=== AIM ===
Write out the records word for word, with no pictures.

(Figure content listings)
>> start

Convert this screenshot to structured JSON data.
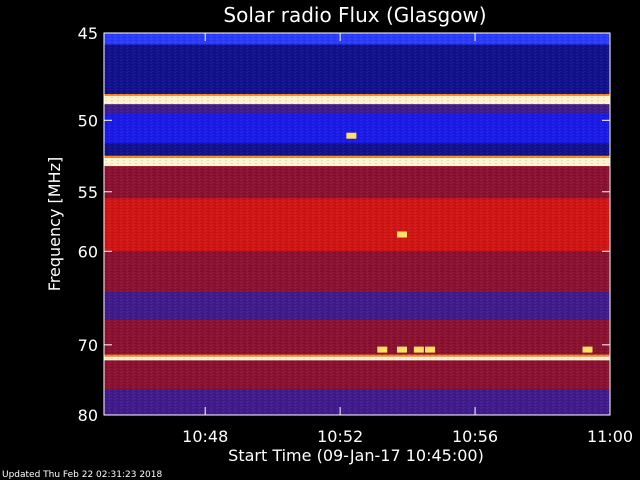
{
  "chart_data": {
    "type": "heatmap",
    "title": "Solar radio Flux (Glasgow)",
    "xlabel": "Start Time (09-Jan-17 10:45:00)",
    "ylabel": "Frequency [MHz]",
    "x_unit": "time (HH:MM, 09-Jan-17)",
    "y_unit": "MHz",
    "xlim": [
      "10:45",
      "11:00"
    ],
    "ylim": [
      45,
      80
    ],
    "y_reversed": true,
    "x_ticks": [
      "10:48",
      "10:52",
      "10:56",
      "11:00"
    ],
    "y_ticks": [
      45,
      50,
      55,
      60,
      70,
      80
    ],
    "colormap": [
      "#000000",
      "#1a1ae6",
      "#6a1a8a",
      "#b01414",
      "#ff1a1a",
      "#ffb040",
      "#ffffff"
    ],
    "bands": [
      {
        "from": 45.0,
        "to": 45.6,
        "level": "blue-bright"
      },
      {
        "from": 45.6,
        "to": 48.5,
        "level": "blue-dark"
      },
      {
        "from": 48.5,
        "to": 49.0,
        "level": "white-hot"
      },
      {
        "from": 49.0,
        "to": 49.6,
        "level": "purple"
      },
      {
        "from": 49.6,
        "to": 51.5,
        "level": "blue"
      },
      {
        "from": 51.5,
        "to": 52.5,
        "level": "blue-dark"
      },
      {
        "from": 52.5,
        "to": 53.1,
        "level": "white-hot"
      },
      {
        "from": 53.1,
        "to": 55.5,
        "level": "red-dark"
      },
      {
        "from": 55.5,
        "to": 60.0,
        "level": "red"
      },
      {
        "from": 60.0,
        "to": 64.0,
        "level": "red-dark"
      },
      {
        "from": 64.0,
        "to": 67.0,
        "level": "purple"
      },
      {
        "from": 67.0,
        "to": 71.5,
        "level": "red-dark"
      },
      {
        "from": 71.5,
        "to": 72.0,
        "level": "white-hot"
      },
      {
        "from": 72.0,
        "to": 76.0,
        "level": "red-dark"
      },
      {
        "from": 76.0,
        "to": 80.0,
        "level": "purple"
      }
    ],
    "bursts": [
      {
        "time": "10:53:15",
        "freq": 70.6
      },
      {
        "time": "10:53:50",
        "freq": 70.6
      },
      {
        "time": "10:54:20",
        "freq": 70.6
      },
      {
        "time": "10:54:40",
        "freq": 70.6
      },
      {
        "time": "10:59:20",
        "freq": 70.6
      },
      {
        "time": "10:53:50",
        "freq": 58.5
      },
      {
        "time": "10:52:20",
        "freq": 51.0
      }
    ]
  },
  "footer": "Updated Thu Feb 22 02:31:23 2018"
}
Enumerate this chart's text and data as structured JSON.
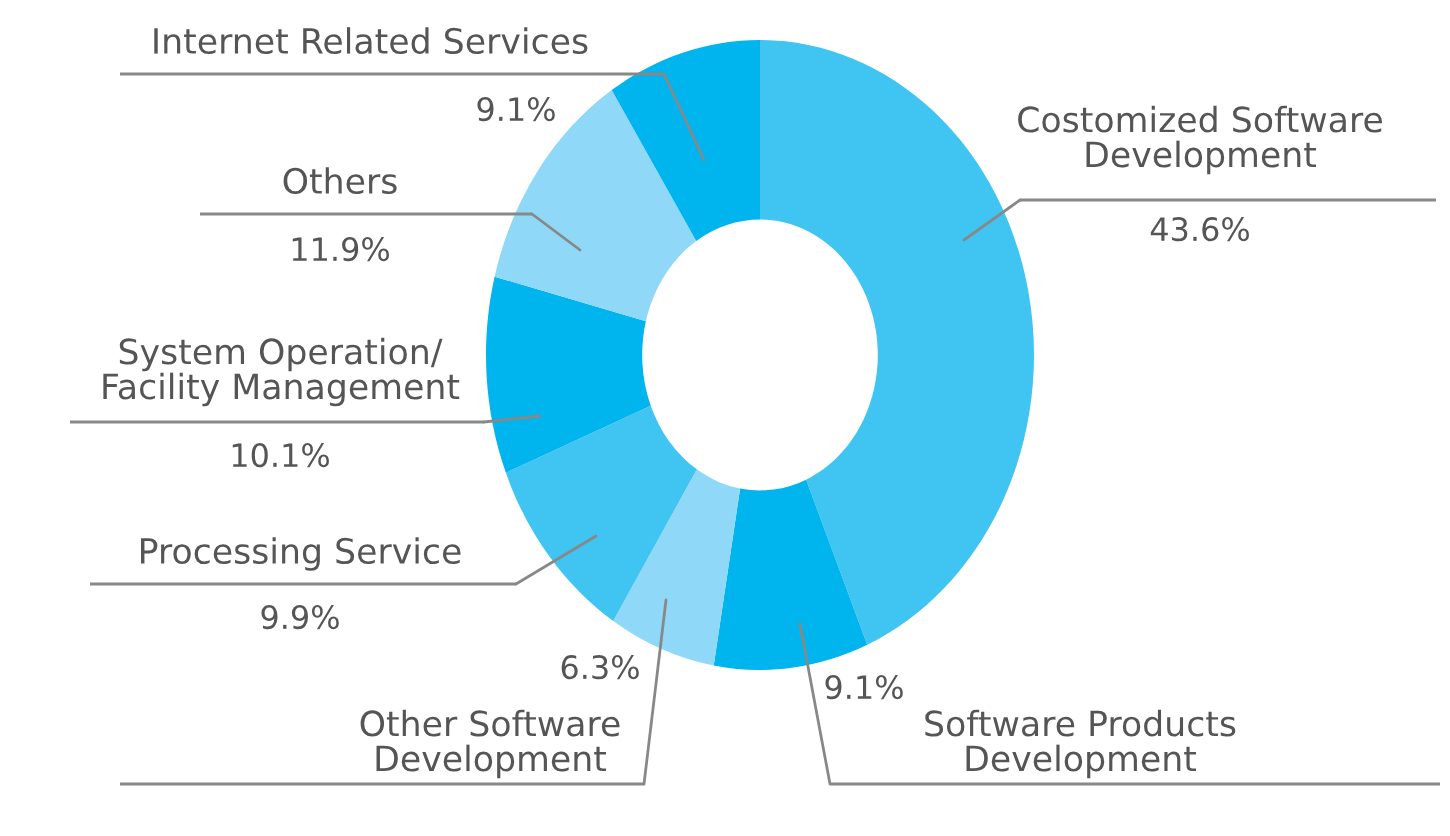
{
  "chart_data": {
    "type": "donut",
    "categories": [
      "Costomized Software\nDevelopment",
      "Software Products\nDevelopment",
      "Other Software\nDevelopment",
      "Processing Service",
      "System Operation/\nFacility Management",
      "Others",
      "Internet Related Services"
    ],
    "values": [
      43.6,
      9.1,
      6.3,
      9.9,
      10.1,
      11.9,
      9.1
    ],
    "value_labels": [
      "43.6%",
      "9.1%",
      "6.3%",
      "9.9%",
      "10.1%",
      "11.9%",
      "9.1%"
    ],
    "colors": [
      "#40c4f2",
      "#00b4ee",
      "#8fd8f7",
      "#40c4f2",
      "#00b4ee",
      "#8fd8f7",
      "#00b4ee"
    ],
    "legend": false
  }
}
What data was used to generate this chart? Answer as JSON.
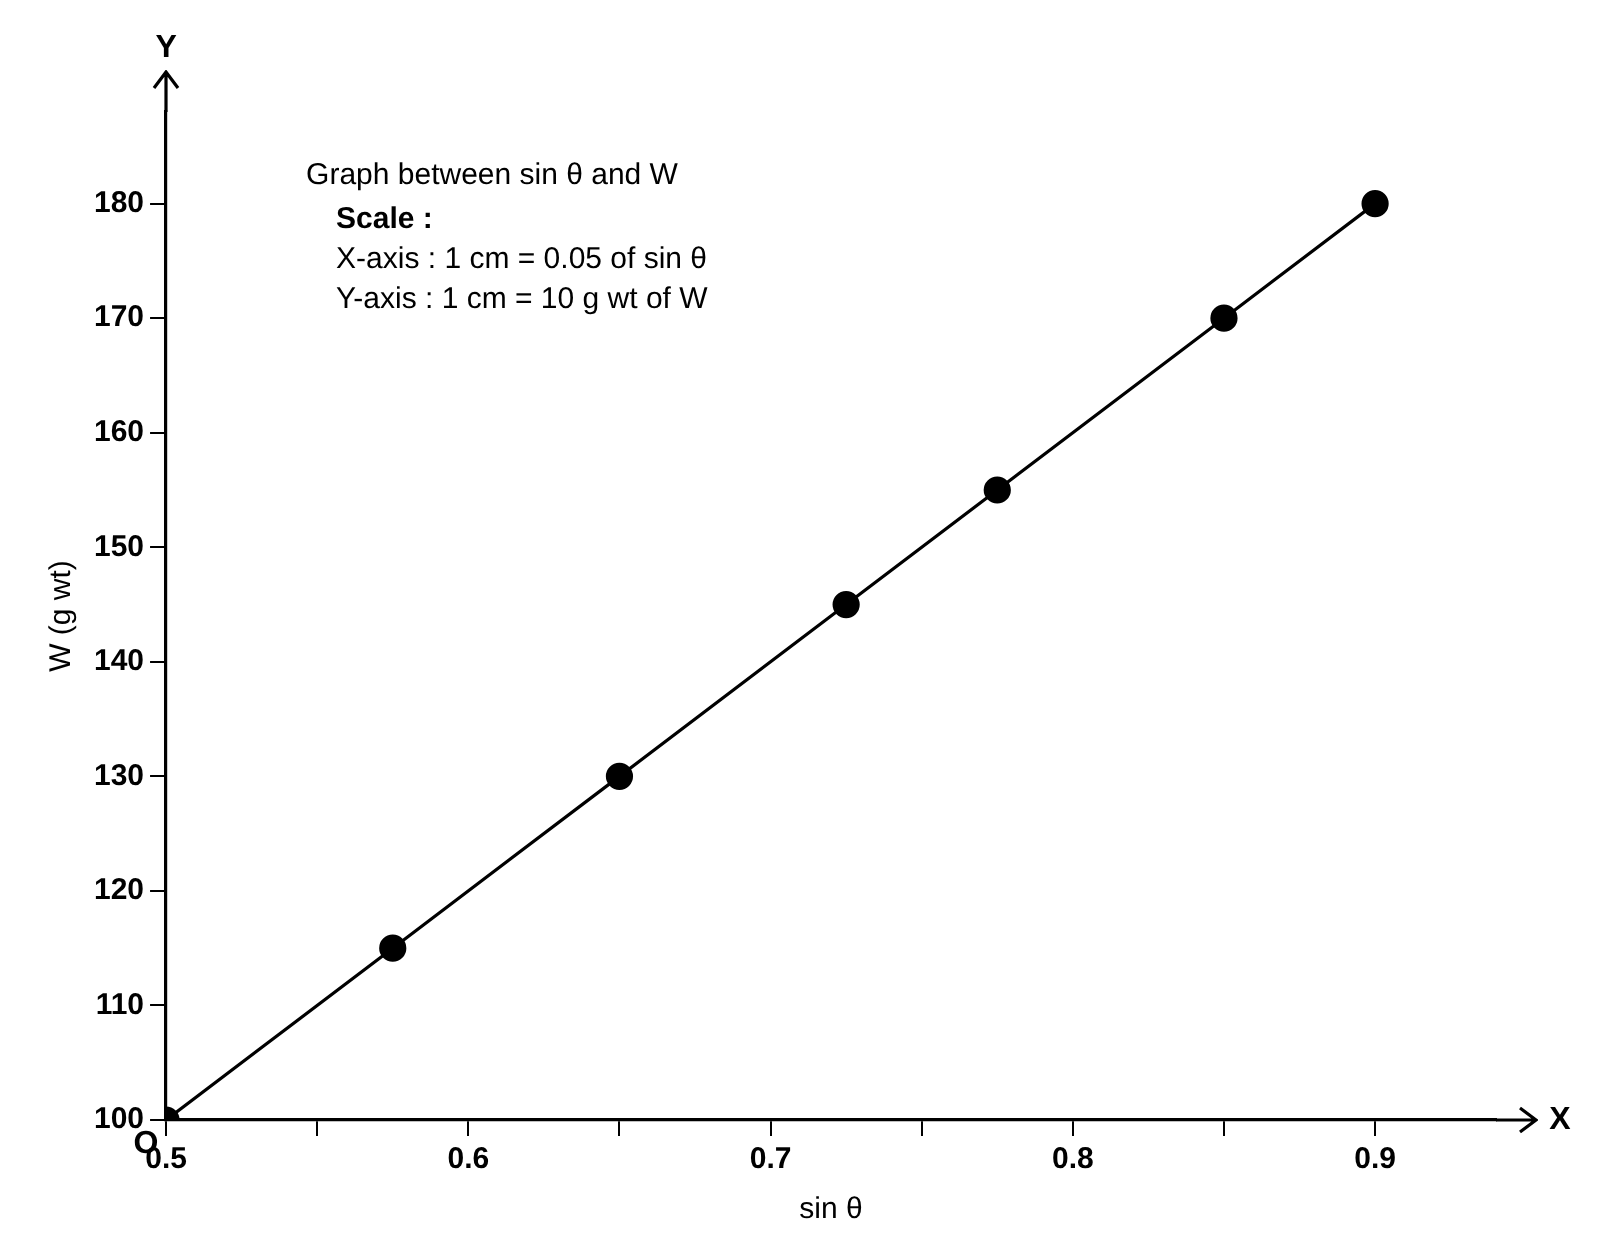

>> end

=== EXERCISE RESPONSE ===
Convert this screenshot to structured JSON data.
{
  "chart_data": {
    "type": "heatmap",
    "title": "Solar radio Flux (Glasgow)",
    "xlabel": "Start Time (09-Jan-17 10:45:00)",
    "ylabel": "Frequency [MHz]",
    "x_unit": "time (HH:MM, 09-Jan-17)",
    "y_unit": "MHz",
    "xlim": [
      "10:45",
      "11:00"
    ],
    "ylim": [
      45,
      80
    ],
    "y_reversed": true,
    "x_ticks": [
      "10:48",
      "10:52",
      "10:56",
      "11:00"
    ],
    "y_ticks": [
      45,
      50,
      55,
      60,
      70,
      80
    ],
    "colormap": [
      "#000000",
      "#1a1ae6",
      "#6a1a8a",
      "#b01414",
      "#ff1a1a",
      "#ffb040",
      "#ffffff"
    ],
    "bands": [
      {
        "from": 45.0,
        "to": 45.6,
        "level": "blue-bright"
      },
      {
        "from": 45.6,
        "to": 48.5,
        "level": "blue-dark"
      },
      {
        "from": 48.5,
        "to": 49.0,
        "level": "white-hot"
      },
      {
        "from": 49.0,
        "to": 49.6,
        "level": "purple"
      },
      {
        "from": 49.6,
        "to": 51.5,
        "level": "blue"
      },
      {
        "from": 51.5,
        "to": 52.5,
        "level": "blue-dark"
      },
      {
        "from": 52.5,
        "to": 53.1,
        "level": "white-hot"
      },
      {
        "from": 53.1,
        "to": 55.5,
        "level": "red-dark"
      },
      {
        "from": 55.5,
        "to": 60.0,
        "level": "red"
      },
      {
        "from": 60.0,
        "to": 64.0,
        "level": "red-dark"
      },
      {
        "from": 64.0,
        "to": 67.0,
        "level": "purple"
      },
      {
        "from": 67.0,
        "to": 71.5,
        "level": "red-dark"
      },
      {
        "from": 71.5,
        "to": 72.0,
        "level": "white-hot"
      },
      {
        "from": 72.0,
        "to": 76.0,
        "level": "red-dark"
      },
      {
        "from": 76.0,
        "to": 80.0,
        "level": "purple"
      }
    ],
    "bursts": [
      {
        "time": "10:53:15",
        "freq": 70.6
      },
      {
        "time": "10:53:50",
        "freq": 70.6
      },
      {
        "time": "10:54:20",
        "freq": 70.6
      },
      {
        "time": "10:54:40",
        "freq": 70.6
      },
      {
        "time": "10:59:20",
        "freq": 70.6
      },
      {
        "time": "10:53:50",
        "freq": 58.5
      },
      {
        "time": "10:52:20",
        "freq": 51.0
      }
    ]
  },
  "footer": "Updated Thu Feb 22 02:31:23 2018"
}
Enumerate this chart's text and data as structured JSON.
{
  "chart_data": {
    "type": "donut",
    "categories": [
      "Costomized Software\nDevelopment",
      "Software Products\nDevelopment",
      "Other Software\nDevelopment",
      "Processing Service",
      "System Operation/\nFacility Management",
      "Others",
      "Internet Related Services"
    ],
    "values": [
      43.6,
      9.1,
      6.3,
      9.9,
      10.1,
      11.9,
      9.1
    ],
    "value_labels": [
      "43.6%",
      "9.1%",
      "6.3%",
      "9.9%",
      "10.1%",
      "11.9%",
      "9.1%"
    ],
    "colors": [
      "#40c4f2",
      "#00b4ee",
      "#8fd8f7",
      "#40c4f2",
      "#00b4ee",
      "#8fd8f7",
      "#00b4ee"
    ],
    "legend": false
  }
}
What data was used to generate this chart? Answer as JSON.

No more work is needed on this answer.